[Stored data entries]
________________________

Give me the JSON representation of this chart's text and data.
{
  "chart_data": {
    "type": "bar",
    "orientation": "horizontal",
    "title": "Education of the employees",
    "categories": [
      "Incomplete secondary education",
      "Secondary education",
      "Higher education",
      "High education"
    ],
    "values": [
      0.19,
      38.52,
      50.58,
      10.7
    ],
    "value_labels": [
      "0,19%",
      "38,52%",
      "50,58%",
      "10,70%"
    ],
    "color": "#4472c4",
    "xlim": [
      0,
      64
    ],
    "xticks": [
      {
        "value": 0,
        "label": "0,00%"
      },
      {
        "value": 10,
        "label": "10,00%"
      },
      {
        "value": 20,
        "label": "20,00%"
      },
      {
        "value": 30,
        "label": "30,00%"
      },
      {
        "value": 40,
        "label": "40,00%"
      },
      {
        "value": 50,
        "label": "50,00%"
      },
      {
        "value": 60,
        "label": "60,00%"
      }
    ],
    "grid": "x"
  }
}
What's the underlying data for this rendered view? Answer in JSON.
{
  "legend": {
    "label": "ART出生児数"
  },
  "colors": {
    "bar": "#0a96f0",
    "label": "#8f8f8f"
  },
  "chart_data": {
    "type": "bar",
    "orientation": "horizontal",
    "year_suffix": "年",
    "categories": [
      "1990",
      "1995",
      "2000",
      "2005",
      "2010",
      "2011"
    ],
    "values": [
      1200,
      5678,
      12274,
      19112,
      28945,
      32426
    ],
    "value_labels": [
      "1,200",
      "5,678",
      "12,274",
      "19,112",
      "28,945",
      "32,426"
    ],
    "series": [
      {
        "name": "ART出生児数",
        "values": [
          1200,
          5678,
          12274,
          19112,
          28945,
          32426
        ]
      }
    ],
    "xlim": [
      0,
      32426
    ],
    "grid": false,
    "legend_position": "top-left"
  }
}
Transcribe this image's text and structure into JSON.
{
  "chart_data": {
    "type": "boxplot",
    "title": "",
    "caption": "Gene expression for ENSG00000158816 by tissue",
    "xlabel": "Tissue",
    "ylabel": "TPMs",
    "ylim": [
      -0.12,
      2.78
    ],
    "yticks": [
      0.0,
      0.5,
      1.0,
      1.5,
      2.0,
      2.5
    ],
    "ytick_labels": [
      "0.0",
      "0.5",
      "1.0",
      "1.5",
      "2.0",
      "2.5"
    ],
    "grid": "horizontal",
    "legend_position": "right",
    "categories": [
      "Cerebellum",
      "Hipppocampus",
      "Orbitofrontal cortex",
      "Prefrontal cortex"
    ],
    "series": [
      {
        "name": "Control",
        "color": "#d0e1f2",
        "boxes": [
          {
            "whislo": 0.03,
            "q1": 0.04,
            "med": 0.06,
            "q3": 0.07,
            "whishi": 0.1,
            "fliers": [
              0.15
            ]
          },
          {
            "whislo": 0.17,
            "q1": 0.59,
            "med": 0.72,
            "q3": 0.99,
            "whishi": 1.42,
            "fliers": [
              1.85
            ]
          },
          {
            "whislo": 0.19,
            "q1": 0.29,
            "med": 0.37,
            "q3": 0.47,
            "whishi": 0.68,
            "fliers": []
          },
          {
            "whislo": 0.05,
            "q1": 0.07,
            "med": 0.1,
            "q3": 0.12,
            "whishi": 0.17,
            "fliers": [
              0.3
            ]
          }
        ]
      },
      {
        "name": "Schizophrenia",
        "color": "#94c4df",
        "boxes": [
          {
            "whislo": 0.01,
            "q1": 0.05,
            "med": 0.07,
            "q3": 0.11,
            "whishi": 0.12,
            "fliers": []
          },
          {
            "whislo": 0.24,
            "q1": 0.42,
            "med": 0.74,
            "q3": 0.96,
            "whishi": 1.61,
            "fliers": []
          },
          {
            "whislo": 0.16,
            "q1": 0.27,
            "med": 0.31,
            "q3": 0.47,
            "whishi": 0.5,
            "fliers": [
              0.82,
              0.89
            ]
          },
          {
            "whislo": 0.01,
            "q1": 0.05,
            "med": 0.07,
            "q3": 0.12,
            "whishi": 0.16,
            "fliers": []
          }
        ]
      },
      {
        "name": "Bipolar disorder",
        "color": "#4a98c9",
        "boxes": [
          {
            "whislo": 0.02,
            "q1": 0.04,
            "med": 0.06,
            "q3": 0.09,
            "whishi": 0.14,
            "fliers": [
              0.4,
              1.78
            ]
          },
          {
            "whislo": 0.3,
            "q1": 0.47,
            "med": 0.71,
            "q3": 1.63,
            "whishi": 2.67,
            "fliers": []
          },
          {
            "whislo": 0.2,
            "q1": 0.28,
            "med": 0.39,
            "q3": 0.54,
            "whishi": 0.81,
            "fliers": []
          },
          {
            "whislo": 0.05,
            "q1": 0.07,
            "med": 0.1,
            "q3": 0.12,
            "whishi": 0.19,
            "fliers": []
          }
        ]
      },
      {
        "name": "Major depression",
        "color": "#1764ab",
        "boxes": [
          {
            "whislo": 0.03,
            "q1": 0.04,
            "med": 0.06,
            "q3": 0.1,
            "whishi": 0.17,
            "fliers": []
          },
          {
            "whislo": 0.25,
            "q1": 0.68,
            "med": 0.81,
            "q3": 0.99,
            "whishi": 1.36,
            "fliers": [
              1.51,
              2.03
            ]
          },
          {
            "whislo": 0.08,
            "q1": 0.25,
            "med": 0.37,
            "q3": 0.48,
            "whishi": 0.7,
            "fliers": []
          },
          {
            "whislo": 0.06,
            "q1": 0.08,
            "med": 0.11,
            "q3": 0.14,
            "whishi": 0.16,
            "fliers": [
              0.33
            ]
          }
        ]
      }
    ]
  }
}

________________________

WHAT YOU SHOULD DO: Go through the material and select each line with the string "JSON" in it.

FULL RESPONSE:
Give me the JSON representation of this chart's text and data.
What's the underlying data for this rendered view? Answer in JSON.
Transcribe this image's text and structure into JSON.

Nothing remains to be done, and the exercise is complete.